■ Stated goal: Copy out all the entries exactly.

■ Records shown:
+++
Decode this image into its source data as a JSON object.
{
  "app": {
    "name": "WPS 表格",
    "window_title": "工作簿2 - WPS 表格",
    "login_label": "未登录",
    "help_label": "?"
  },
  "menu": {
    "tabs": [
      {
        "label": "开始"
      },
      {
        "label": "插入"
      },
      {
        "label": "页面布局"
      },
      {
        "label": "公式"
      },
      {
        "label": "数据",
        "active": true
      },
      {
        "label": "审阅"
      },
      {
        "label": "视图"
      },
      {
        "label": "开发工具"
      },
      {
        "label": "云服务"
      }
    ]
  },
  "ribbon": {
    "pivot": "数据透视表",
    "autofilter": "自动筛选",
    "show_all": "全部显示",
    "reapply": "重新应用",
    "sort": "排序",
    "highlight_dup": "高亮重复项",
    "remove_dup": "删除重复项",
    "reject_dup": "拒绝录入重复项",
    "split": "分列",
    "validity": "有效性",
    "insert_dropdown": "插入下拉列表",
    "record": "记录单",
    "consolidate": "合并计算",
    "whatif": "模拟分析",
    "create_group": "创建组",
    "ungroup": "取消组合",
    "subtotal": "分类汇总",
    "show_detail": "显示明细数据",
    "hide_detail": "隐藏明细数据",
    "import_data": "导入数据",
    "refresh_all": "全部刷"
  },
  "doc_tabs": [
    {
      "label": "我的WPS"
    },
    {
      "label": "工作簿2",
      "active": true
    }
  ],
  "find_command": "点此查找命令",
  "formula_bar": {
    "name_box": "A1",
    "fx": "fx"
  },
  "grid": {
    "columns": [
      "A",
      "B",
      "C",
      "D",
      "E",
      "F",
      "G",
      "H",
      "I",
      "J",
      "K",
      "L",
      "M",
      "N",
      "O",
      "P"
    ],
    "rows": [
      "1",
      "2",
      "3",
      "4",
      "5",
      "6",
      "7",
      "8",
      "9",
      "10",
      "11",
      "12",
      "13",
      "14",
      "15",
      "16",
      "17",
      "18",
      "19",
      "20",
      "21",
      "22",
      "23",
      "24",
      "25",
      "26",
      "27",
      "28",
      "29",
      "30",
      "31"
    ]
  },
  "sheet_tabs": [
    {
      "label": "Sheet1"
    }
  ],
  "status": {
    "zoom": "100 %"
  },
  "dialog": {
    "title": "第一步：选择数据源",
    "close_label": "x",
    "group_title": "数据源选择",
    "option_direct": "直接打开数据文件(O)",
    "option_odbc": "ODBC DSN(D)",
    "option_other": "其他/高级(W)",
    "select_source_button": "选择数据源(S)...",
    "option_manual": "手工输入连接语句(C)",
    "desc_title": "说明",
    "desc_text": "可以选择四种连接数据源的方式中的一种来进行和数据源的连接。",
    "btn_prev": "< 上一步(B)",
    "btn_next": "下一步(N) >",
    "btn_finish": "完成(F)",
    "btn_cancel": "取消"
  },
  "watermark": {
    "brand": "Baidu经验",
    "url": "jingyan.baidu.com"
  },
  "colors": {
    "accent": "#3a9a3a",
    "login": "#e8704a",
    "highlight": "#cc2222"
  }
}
+++
■ Full output:
Decode this image into its source data as a JSON object.
{
  "app": {
    "name": "WPS 表格",
    "window_title": "工作簿2 - WPS 表格",
    "login_label": "未登录",
    "help_label": "?"
  },
  "menu": {
    "tabs": [
      {
        "label": "开始"
      },
      {
        "label": "插入"
      },
      {
        "label": "页面布局"
      },
      {
        "label": "公式"
      },
      {
        "label": "数据",
        "active": true
      },
      {
        "label": "审阅"
      },
      {
        "label": "视图"
      },
      {
        "label": "开发工具"
      },
      {
        "label": "云服务"
      }
    ]
  },
  "ribbon": {
    "pivot": "数据透视表",
    "autofilter": "自动筛选",
    "show_all": "全部显示",
    "reapply": "重新应用",
    "sort": "排序",
    "highlight_dup": "高亮重复项",
    "remove_dup": "删除重复项",
    "reject_dup": "拒绝录入重复项",
    "split": "分列",
    "validity": "有效性",
    "insert_dropdown": "插入下拉列表",
    "record": "记录单",
    "consolidate": "合并计算",
    "whatif": "模拟分析",
    "create_group": "创建组",
    "ungroup": "取消组合",
    "subtotal": "分类汇总",
    "show_detail": "显示明细数据",
    "hide_detail": "隐藏明细数据",
    "import_data": "导入数据",
    "refresh_all": "全部刷"
  },
  "doc_tabs": [
    {
      "label": "我的WPS"
    },
    {
      "label": "工作簿2",
      "active": true
    }
  ],
  "find_command": "点此查找命令",
  "formula_bar": {
    "name_box": "A1",
    "fx": "fx"
  },
  "grid": {
    "columns": [
      "A",
      "B",
      "C",
      "D",
      "E",
      "F",
      "G",
      "H",
      "I",
      "J",
      "K",
      "L",
      "M",
      "N",
      "O",
      "P"
    ],
    "rows": [
      "1",
      "2",
      "3",
      "4",
      "5",
      "6",
      "7",
      "8",
      "9",
      "10",
      "11",
      "12",
      "13",
      "14",
      "15",
      "16",
      "17",
      "18",
      "19",
      "20",
      "21",
      "22",
      "23",
      "24",
      "25",
      "26",
      "27",
      "28",
      "29",
      "30",
      "31"
    ]
  },
  "sheet_tabs": [
    {
      "label": "Sheet1"
    }
  ],
  "status": {
    "zoom": "100 %"
  },
  "dialog": {
    "title": "第一步：选择数据源",
    "close_label": "x",
    "group_title": "数据源选择",
    "option_direct": "直接打开数据文件(O)",
    "option_odbc": "ODBC DSN(D)",
    "option_other": "其他/高级(W)",
    "select_source_button": "选择数据源(S)...",
    "option_manual": "手工输入连接语句(C)",
    "desc_title": "说明",
    "desc_text": "可以选择四种连接数据源的方式中的一种来进行和数据源的连接。",
    "btn_prev": "< 上一步(B)",
    "btn_next": "下一步(N) >",
    "btn_finish": "完成(F)",
    "btn_cancel": "取消"
  },
  "watermark": {
    "brand": "Baidu经验",
    "url": "jingyan.baidu.com"
  },
  "colors": {
    "accent": "#3a9a3a",
    "login": "#e8704a",
    "highlight": "#cc2222"
  }
}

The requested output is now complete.